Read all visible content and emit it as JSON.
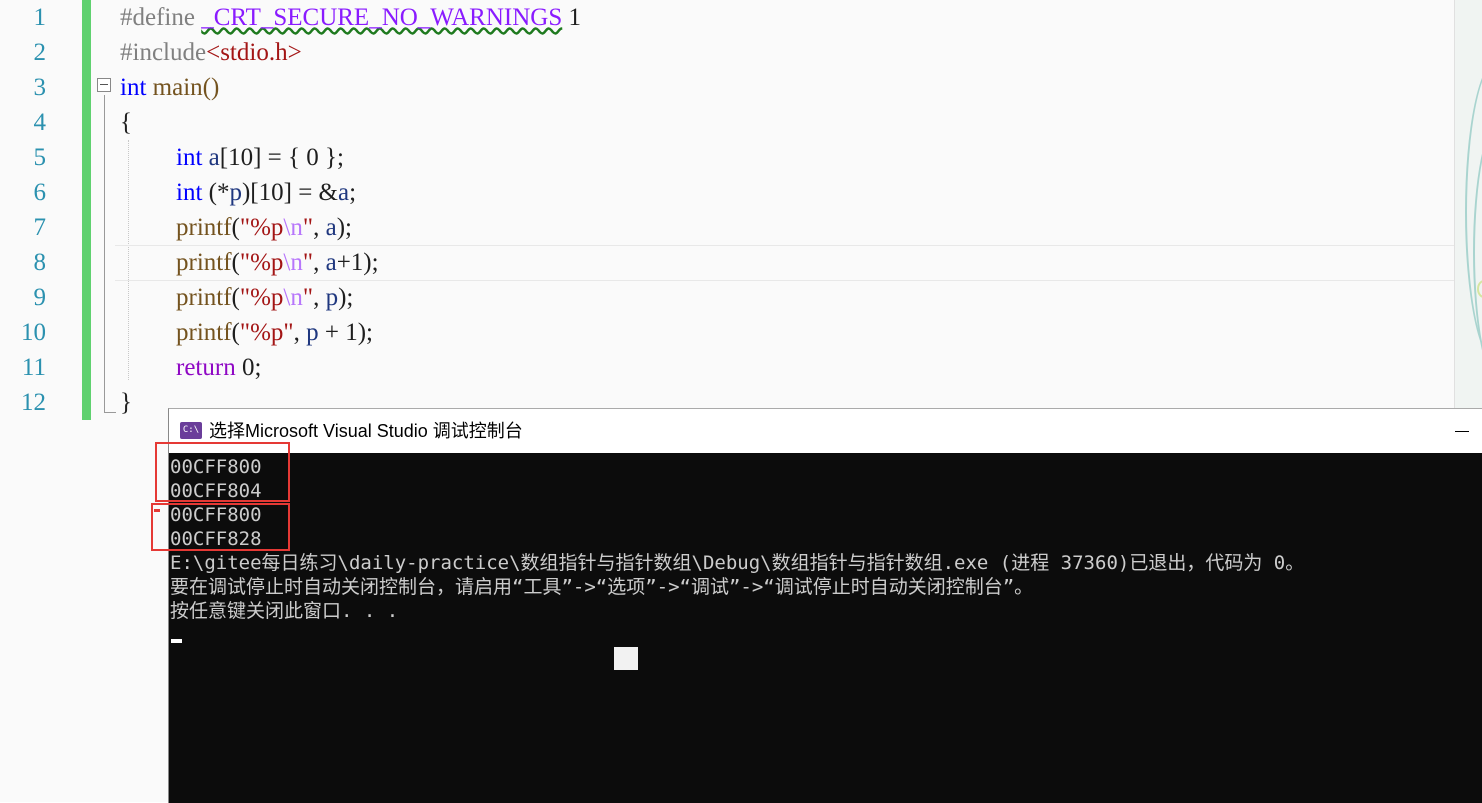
{
  "editor": {
    "line_numbers": [
      "1",
      "2",
      "3",
      "4",
      "5",
      "6",
      "7",
      "8",
      "9",
      "10",
      "11",
      "12"
    ],
    "lines": {
      "l1_directive": "#define",
      "l1_macro": "_CRT_SECURE_NO_WARNINGS",
      "l1_value": "1",
      "l2_directive": "#include",
      "l2_header": "<stdio.h>",
      "l3_kw": "int",
      "l3_rest": " main()",
      "l4": "{",
      "l5_kw": "int",
      "l5_var": "a",
      "l5_rest": "[10] = { 0 };",
      "l6_kw": "int",
      "l6_a": " (*",
      "l6_p": "p",
      "l6_b": ")[10] = &",
      "l6_a2": "a",
      "l6_end": ";",
      "l7_fn": "printf",
      "l7_open": "(",
      "l7_str": "\"%p",
      "l7_esc": "\\n",
      "l7_strend": "\"",
      "l7_sep": ", ",
      "l7_var": "a",
      "l7_end": ");",
      "l8_fn": "printf",
      "l8_open": "(",
      "l8_str": "\"%p",
      "l8_esc": "\\n",
      "l8_strend": "\"",
      "l8_sep": ", ",
      "l8_var": "a",
      "l8_end": "+1);",
      "l9_fn": "printf",
      "l9_open": "(",
      "l9_str": "\"%p",
      "l9_esc": "\\n",
      "l9_strend": "\"",
      "l9_sep": ", ",
      "l9_var": "p",
      "l9_end": ");",
      "l10_fn": "printf",
      "l10_open": "(",
      "l10_str": "\"%p\"",
      "l10_sep": ", ",
      "l10_var": "p",
      "l10_end": " + 1);",
      "l11_kw": "return",
      "l11_rest": " 0;",
      "l12": "}"
    }
  },
  "console": {
    "title": "选择Microsoft Visual Studio 调试控制台",
    "icon_text": "C:\\",
    "output": [
      "00CFF800",
      "00CFF804",
      "00CFF800",
      "00CFF828",
      "E:\\gitee每日练习\\daily-practice\\数组指针与指针数组\\Debug\\数组指针与指针数组.exe (进程 37360)已退出，代码为 0。",
      "要在调试停止时自动关闭控制台，请启用“工具”->“选项”->“调试”->“调试停止时自动关闭控制台”。",
      "按任意键关闭此窗口. . ."
    ]
  },
  "colors": {
    "line_number": "#2b91af",
    "keyword": "#0000ff",
    "string": "#a31515",
    "highlight_box": "#e53935",
    "console_bg": "#0c0c0c"
  }
}
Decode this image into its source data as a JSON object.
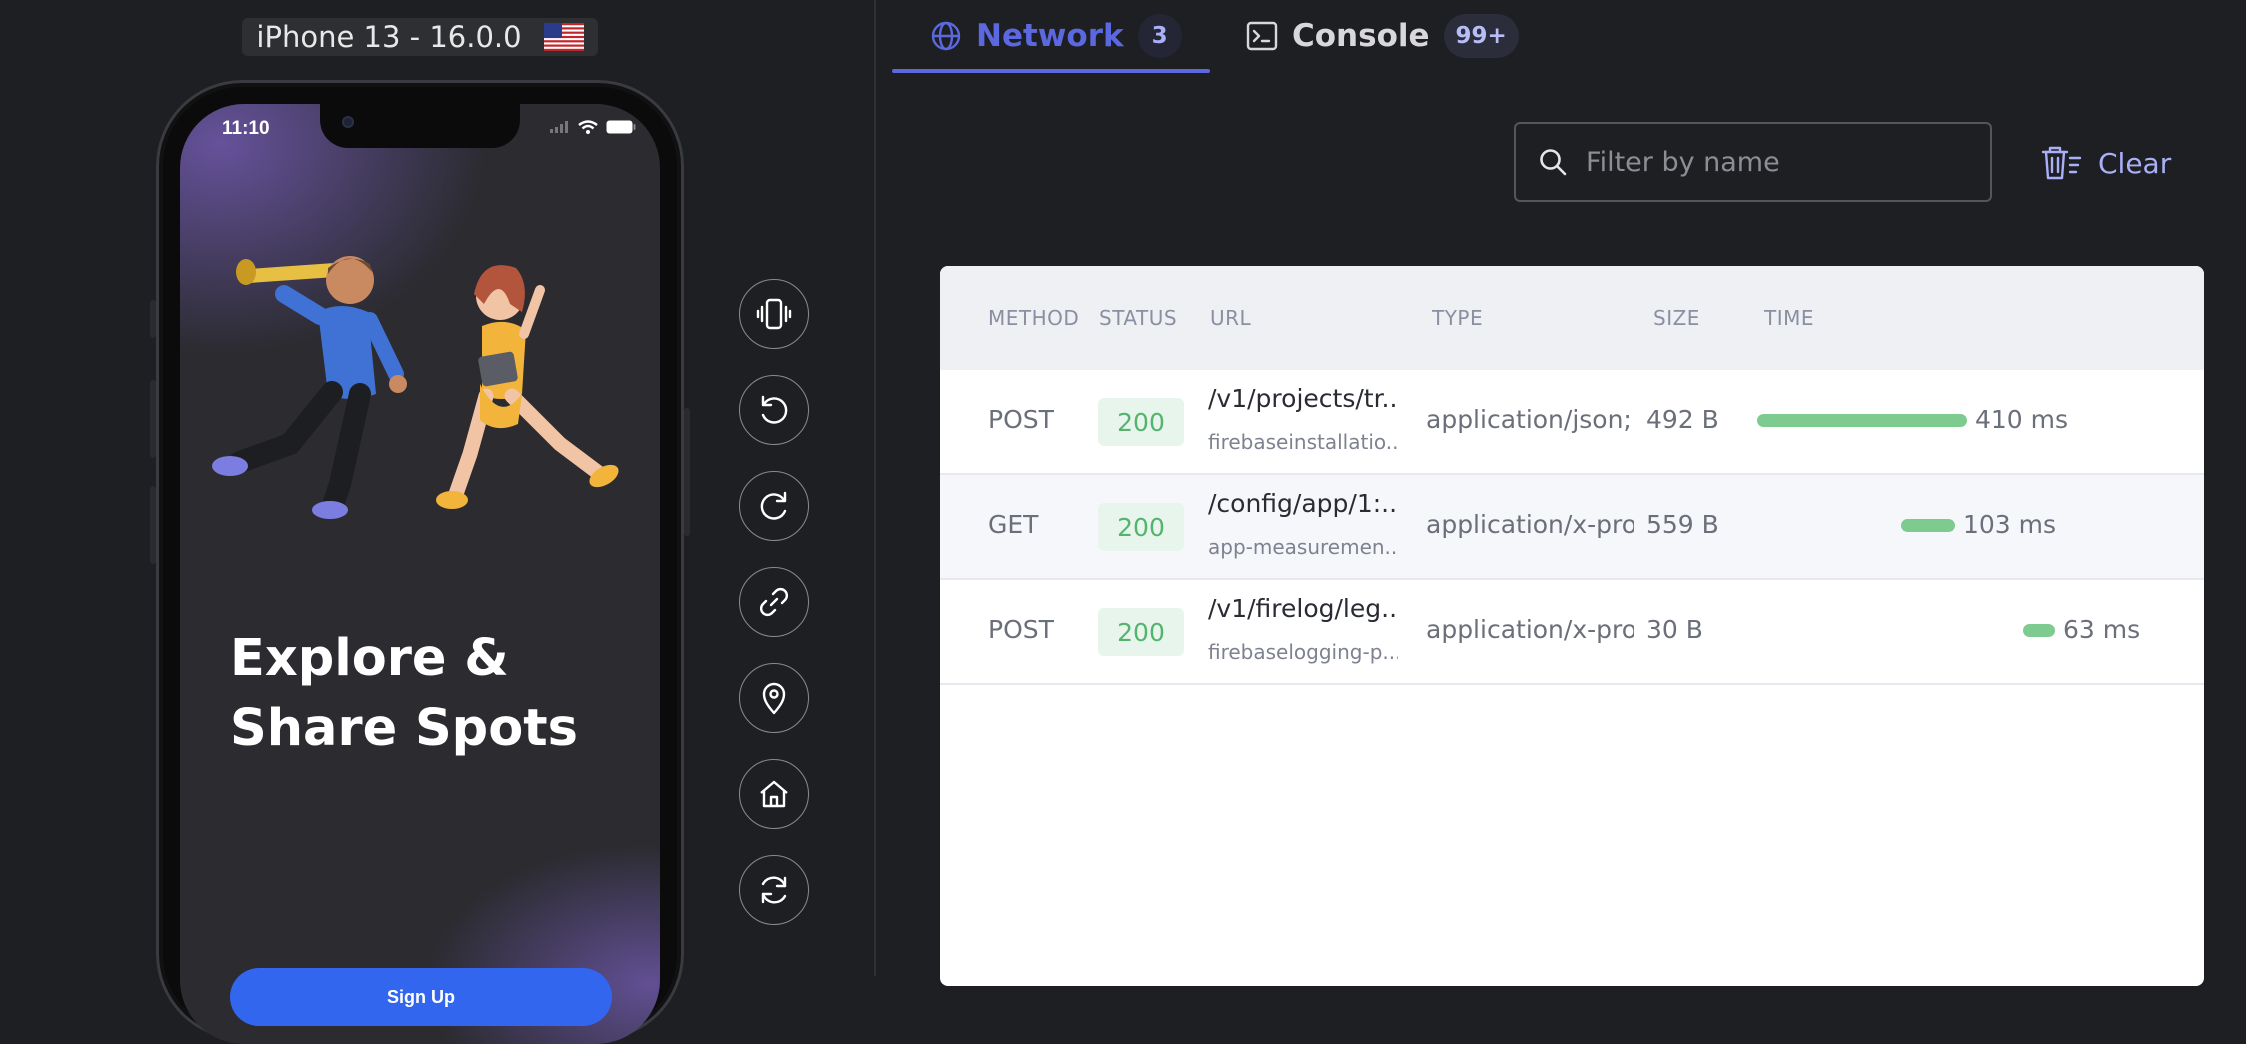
{
  "device": {
    "label": "iPhone 13 - 16.0.0",
    "flag_icon": "us-flag-icon"
  },
  "phone_screen": {
    "status_time": "11:10",
    "hero_title_line1": "Explore &",
    "hero_title_line2": "Share Spots",
    "signup_label": "Sign Up"
  },
  "tools": [
    {
      "icon": "vibrate-icon"
    },
    {
      "icon": "rotate-left-icon"
    },
    {
      "icon": "rotate-right-icon"
    },
    {
      "icon": "link-icon"
    },
    {
      "icon": "location-pin-icon"
    },
    {
      "icon": "home-icon"
    },
    {
      "icon": "reload-icon"
    }
  ],
  "tabs": [
    {
      "label": "Network",
      "badge": "3",
      "active": true
    },
    {
      "label": "Console",
      "badge": "99+",
      "active": false
    }
  ],
  "filter": {
    "placeholder": "Filter by name"
  },
  "clear_label": "Clear",
  "table": {
    "headers": {
      "method": "METHOD",
      "status": "STATUS",
      "url": "URL",
      "type": "TYPE",
      "size": "SIZE",
      "time": "TIME"
    },
    "rows": [
      {
        "method": "POST",
        "status": "200",
        "url": "/v1/projects/tr...",
        "host": "firebaseinstallatio...",
        "type": "application/json; c",
        "size": "492 B",
        "time": "410 ms"
      },
      {
        "method": "GET",
        "status": "200",
        "url": "/config/app/1:...",
        "host": "app-measuremen...",
        "type": "application/x-prot",
        "size": "559 B",
        "time": "103 ms"
      },
      {
        "method": "POST",
        "status": "200",
        "url": "/v1/firelog/leg...",
        "host": "firebaselogging-p...",
        "type": "application/x-prot",
        "size": "30 B",
        "time": "63 ms"
      }
    ]
  },
  "colors": {
    "accent": "#5b68df",
    "status_ok": "#54b46e",
    "timing_bar": "#7ecb8f",
    "signup_button": "#3266ee"
  }
}
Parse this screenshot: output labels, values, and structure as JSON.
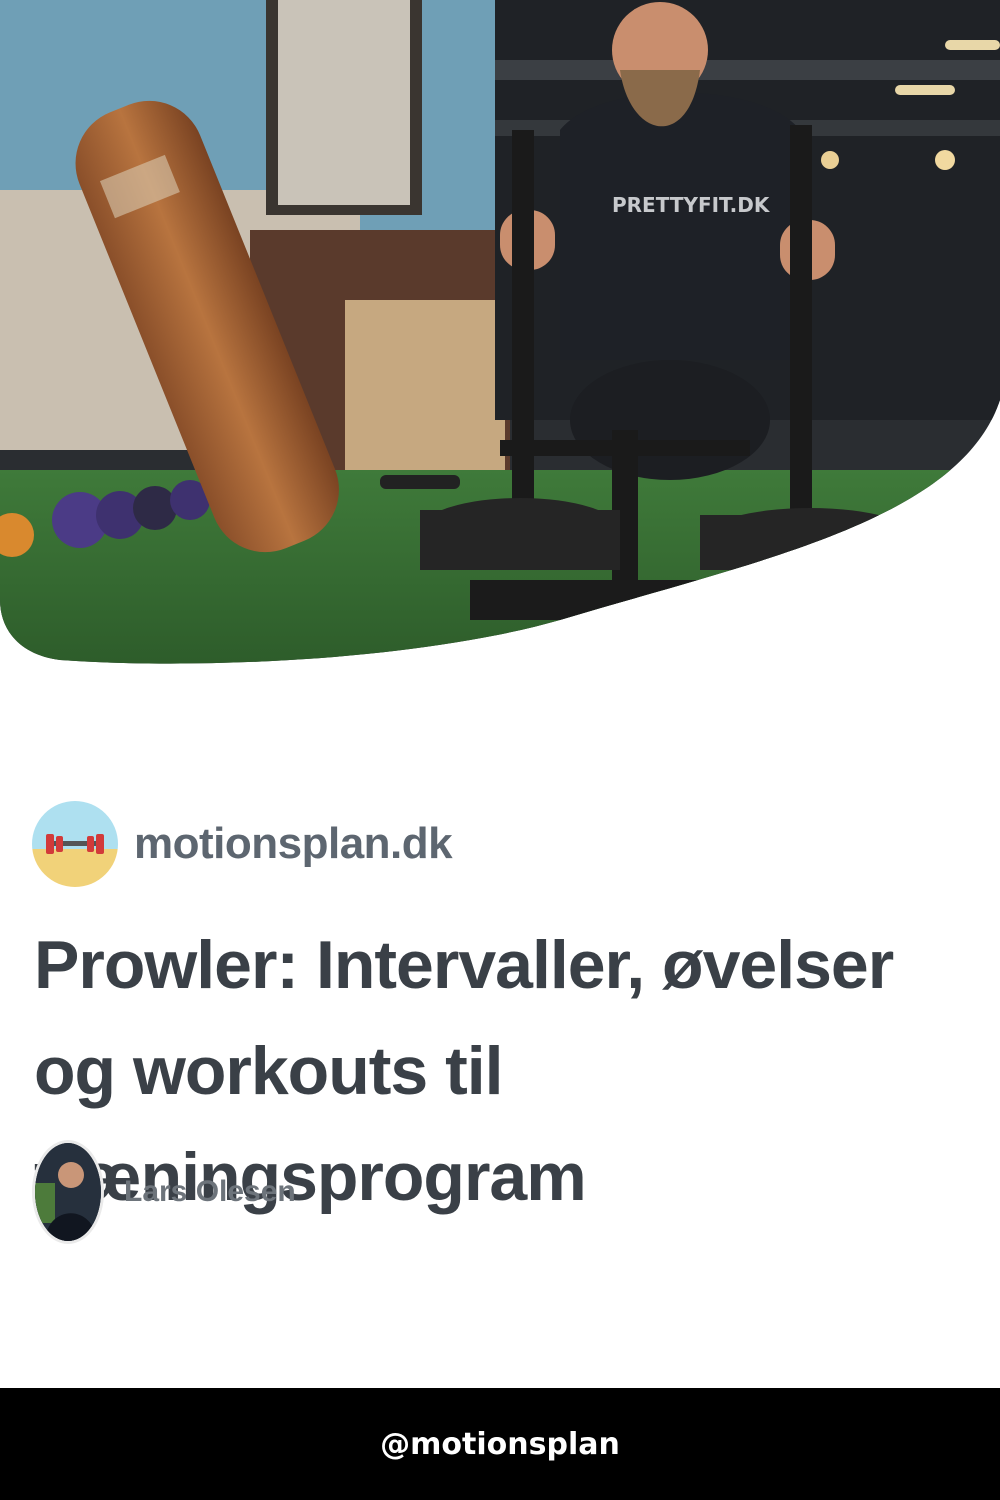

+ + +

- CHALLENGE
Without the pictures, print the whole listing exactly as given.

- TASK ANSWER
Read all visible content and emit it as JSON.
{
  "editor": {
    "line_numbers": [
      "1",
      "2",
      "3",
      "4",
      "5",
      "6",
      "7",
      "8",
      "9",
      "10",
      "11",
      "12"
    ],
    "lines": {
      "l1_directive": "#define",
      "l1_macro": "_CRT_SECURE_NO_WARNINGS",
      "l1_value": "1",
      "l2_directive": "#include",
      "l2_header": "<stdio.h>",
      "l3_kw": "int",
      "l3_rest": " main()",
      "l4": "{",
      "l5_kw": "int",
      "l5_var": "a",
      "l5_rest": "[10] = { 0 };",
      "l6_kw": "int",
      "l6_a": " (*",
      "l6_p": "p",
      "l6_b": ")[10] = &",
      "l6_a2": "a",
      "l6_end": ";",
      "l7_fn": "printf",
      "l7_open": "(",
      "l7_str": "\"%p",
      "l7_esc": "\\n",
      "l7_strend": "\"",
      "l7_sep": ", ",
      "l7_var": "a",
      "l7_end": ");",
      "l8_fn": "printf",
      "l8_open": "(",
      "l8_str": "\"%p",
      "l8_esc": "\\n",
      "l8_strend": "\"",
      "l8_sep": ", ",
      "l8_var": "a",
      "l8_end": "+1);",
      "l9_fn": "printf",
      "l9_open": "(",
      "l9_str": "\"%p",
      "l9_esc": "\\n",
      "l9_strend": "\"",
      "l9_sep": ", ",
      "l9_var": "p",
      "l9_end": ");",
      "l10_fn": "printf",
      "l10_open": "(",
      "l10_str": "\"%p\"",
      "l10_sep": ", ",
      "l10_var": "p",
      "l10_end": " + 1);",
      "l11_kw": "return",
      "l11_rest": " 0;",
      "l12": "}"
    }
  },
  "console": {
    "title": "选择Microsoft Visual Studio 调试控制台",
    "icon_text": "C:\\",
    "output": [
      "00CFF800",
      "00CFF804",
      "00CFF800",
      "00CFF828",
      "E:\\gitee每日练习\\daily-practice\\数组指针与指针数组\\Debug\\数组指针与指针数组.exe (进程 37360)已退出，代码为 0。",
      "要在调试停止时自动关闭控制台，请启用“工具”->“选项”->“调试”->“调试停止时自动关闭控制台”。",
      "按任意键关闭此窗口. . ."
    ]
  },
  "colors": {
    "line_number": "#2b91af",
    "keyword": "#0000ff",
    "string": "#a31515",
    "highlight_box": "#e53935",
    "console_bg": "#0c0c0c"
  }
}
Decode this image into its source data as a JSON object.
{
  "device": {
    "label": "iPhone 13 - 16.0.0",
    "flag_icon": "us-flag-icon"
  },
  "phone_screen": {
    "status_time": "11:10",
    "hero_title_line1": "Explore &",
    "hero_title_line2": "Share Spots",
    "signup_label": "Sign Up"
  },
  "tools": [
    {
      "icon": "vibrate-icon"
    },
    {
      "icon": "rotate-left-icon"
    },
    {
      "icon": "rotate-right-icon"
    },
    {
      "icon": "link-icon"
    },
    {
      "icon": "location-pin-icon"
    },
    {
      "icon": "home-icon"
    },
    {
      "icon": "reload-icon"
    }
  ],
  "tabs": [
    {
      "label": "Network",
      "badge": "3",
      "active": true
    },
    {
      "label": "Console",
      "badge": "99+",
      "active": false
    }
  ],
  "filter": {
    "placeholder": "Filter by name"
  },
  "clear_label": "Clear",
  "table": {
    "headers": {
      "method": "METHOD",
      "status": "STATUS",
      "url": "URL",
      "type": "TYPE",
      "size": "SIZE",
      "time": "TIME"
    },
    "rows": [
      {
        "method": "POST",
        "status": "200",
        "url": "/v1/projects/tr...",
        "host": "firebaseinstallatio...",
        "type": "application/json; c",
        "size": "492 B",
        "time": "410 ms"
      },
      {
        "method": "GET",
        "status": "200",
        "url": "/config/app/1:...",
        "host": "app-measuremen...",
        "type": "application/x-prot",
        "size": "559 B",
        "time": "103 ms"
      },
      {
        "method": "POST",
        "status": "200",
        "url": "/v1/firelog/leg...",
        "host": "firebaselogging-p...",
        "type": "application/x-prot",
        "size": "30 B",
        "time": "63 ms"
      }
    ]
  },
  "colors": {
    "accent": "#5b68df",
    "status_ok": "#54b46e",
    "timing_bar": "#7ecb8f",
    "signup_button": "#3266ee"
  }
}
Parse this screenshot: output labels, values, and structure as JSON.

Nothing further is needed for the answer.